> [OBJECTIVE]:
Go through the records and copy each line where the word "Season" occurs.

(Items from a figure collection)
####################
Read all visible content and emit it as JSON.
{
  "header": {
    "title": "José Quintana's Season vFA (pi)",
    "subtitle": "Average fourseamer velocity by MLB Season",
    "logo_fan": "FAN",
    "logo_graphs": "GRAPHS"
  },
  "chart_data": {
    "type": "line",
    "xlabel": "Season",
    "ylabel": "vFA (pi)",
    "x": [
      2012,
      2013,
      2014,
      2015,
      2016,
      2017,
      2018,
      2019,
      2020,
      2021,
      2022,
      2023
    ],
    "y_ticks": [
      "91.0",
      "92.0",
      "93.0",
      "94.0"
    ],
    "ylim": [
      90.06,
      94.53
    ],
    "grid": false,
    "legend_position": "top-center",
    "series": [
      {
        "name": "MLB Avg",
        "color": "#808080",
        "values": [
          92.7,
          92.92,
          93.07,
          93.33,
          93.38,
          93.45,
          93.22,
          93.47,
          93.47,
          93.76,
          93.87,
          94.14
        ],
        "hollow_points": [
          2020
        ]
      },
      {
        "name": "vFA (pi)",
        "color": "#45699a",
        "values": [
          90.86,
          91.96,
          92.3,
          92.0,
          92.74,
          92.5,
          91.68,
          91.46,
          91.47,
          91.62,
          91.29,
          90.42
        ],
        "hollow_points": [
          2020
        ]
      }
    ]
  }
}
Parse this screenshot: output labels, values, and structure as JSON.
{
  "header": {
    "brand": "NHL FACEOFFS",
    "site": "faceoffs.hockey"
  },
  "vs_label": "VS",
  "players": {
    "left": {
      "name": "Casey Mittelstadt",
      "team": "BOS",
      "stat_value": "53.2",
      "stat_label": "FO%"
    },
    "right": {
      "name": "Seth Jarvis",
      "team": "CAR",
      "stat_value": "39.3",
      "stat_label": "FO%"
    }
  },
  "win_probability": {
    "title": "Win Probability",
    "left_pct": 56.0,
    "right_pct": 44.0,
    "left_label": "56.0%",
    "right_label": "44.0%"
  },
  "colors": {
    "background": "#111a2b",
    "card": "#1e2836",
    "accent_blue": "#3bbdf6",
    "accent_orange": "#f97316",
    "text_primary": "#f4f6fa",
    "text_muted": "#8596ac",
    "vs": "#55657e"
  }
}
####################
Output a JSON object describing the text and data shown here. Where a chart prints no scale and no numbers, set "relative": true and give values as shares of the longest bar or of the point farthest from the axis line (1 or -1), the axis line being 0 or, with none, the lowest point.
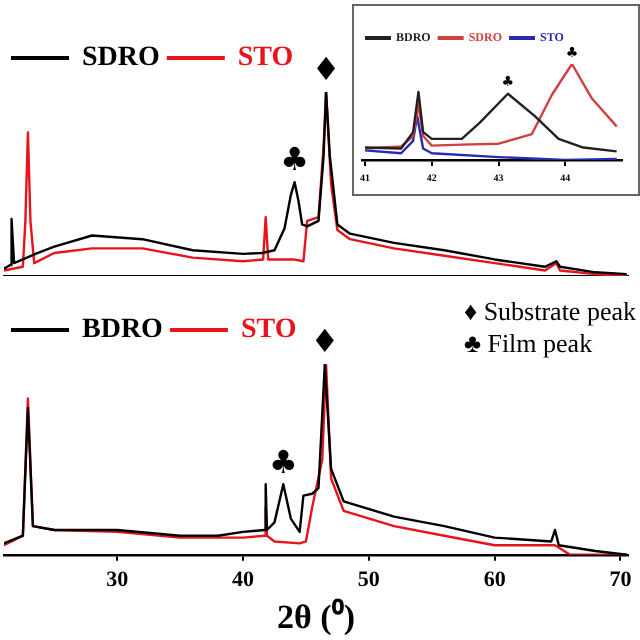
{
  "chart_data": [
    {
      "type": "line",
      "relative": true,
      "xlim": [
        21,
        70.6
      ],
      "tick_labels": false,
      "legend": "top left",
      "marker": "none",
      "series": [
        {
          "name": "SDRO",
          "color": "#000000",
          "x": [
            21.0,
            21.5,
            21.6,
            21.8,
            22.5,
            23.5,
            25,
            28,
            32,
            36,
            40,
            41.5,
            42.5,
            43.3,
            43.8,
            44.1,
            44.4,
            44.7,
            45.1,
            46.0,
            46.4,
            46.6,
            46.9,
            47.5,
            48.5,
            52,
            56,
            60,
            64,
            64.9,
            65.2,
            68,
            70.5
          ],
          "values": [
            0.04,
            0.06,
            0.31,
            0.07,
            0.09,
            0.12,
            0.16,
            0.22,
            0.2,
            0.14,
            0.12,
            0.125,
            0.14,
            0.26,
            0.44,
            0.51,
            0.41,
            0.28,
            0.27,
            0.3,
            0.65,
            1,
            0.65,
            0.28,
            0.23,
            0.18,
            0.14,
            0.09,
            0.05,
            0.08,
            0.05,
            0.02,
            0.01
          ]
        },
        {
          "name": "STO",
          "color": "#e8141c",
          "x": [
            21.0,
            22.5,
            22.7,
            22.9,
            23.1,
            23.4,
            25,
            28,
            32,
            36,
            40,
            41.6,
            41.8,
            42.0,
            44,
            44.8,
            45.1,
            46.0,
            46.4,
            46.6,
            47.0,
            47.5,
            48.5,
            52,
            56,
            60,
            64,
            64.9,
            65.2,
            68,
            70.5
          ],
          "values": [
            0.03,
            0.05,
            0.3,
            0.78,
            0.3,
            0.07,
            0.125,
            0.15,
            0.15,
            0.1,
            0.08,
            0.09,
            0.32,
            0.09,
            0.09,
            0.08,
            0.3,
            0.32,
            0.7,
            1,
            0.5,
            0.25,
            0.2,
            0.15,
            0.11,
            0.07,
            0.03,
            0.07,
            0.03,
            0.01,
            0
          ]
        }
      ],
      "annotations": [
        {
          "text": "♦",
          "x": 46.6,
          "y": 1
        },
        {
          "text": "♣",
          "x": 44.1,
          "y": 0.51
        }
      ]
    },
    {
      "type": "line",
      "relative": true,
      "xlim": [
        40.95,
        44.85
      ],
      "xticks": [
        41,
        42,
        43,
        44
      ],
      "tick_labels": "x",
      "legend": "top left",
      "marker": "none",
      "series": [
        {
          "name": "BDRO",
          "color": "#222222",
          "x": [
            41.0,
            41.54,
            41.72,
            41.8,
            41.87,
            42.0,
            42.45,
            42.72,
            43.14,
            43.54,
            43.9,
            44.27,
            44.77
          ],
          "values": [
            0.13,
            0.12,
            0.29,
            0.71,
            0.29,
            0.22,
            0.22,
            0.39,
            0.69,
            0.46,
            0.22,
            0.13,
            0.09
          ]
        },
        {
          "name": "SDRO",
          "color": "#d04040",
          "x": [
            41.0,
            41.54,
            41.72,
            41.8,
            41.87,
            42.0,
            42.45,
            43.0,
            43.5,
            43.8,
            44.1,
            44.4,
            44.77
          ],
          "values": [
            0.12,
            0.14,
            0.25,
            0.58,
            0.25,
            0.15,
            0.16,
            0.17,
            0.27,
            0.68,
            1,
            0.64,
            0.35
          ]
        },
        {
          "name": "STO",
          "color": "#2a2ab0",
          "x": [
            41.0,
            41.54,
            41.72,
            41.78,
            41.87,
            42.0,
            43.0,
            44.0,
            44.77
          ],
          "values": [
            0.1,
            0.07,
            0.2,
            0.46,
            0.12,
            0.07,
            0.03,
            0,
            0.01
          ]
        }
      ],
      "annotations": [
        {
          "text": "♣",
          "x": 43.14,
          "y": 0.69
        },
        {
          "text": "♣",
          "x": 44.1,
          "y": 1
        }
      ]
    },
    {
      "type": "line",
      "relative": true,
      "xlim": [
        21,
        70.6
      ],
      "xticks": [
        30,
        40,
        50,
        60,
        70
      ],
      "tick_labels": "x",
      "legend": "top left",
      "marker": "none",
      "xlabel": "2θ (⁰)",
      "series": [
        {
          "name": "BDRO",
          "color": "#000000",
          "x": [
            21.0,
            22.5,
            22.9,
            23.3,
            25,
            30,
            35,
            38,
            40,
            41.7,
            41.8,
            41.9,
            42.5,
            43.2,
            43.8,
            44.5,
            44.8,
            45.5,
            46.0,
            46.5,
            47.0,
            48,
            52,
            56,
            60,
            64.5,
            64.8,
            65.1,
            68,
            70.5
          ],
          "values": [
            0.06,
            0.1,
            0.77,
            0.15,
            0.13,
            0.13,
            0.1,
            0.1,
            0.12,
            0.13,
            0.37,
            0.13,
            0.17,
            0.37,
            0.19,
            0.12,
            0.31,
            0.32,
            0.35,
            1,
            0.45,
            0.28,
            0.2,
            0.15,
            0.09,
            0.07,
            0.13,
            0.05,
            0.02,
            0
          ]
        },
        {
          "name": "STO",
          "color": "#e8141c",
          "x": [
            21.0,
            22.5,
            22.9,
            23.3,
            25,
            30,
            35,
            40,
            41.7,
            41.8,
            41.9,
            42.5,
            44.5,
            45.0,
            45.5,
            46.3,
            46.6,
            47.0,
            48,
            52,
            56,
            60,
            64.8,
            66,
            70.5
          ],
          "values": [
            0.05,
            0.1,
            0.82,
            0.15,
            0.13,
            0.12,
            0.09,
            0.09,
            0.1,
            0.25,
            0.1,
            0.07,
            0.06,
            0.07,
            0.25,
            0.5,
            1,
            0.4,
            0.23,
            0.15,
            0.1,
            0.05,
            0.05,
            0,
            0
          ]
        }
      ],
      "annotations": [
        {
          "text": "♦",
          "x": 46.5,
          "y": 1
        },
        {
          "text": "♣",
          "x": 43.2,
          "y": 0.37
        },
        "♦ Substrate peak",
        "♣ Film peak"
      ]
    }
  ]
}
####################
> [EXERCISE RESULT]:
    "title": "José Quintana's Season vFA (pi)",
    "subtitle": "Average fourseamer velocity by MLB Season",
    "xlabel": "Season",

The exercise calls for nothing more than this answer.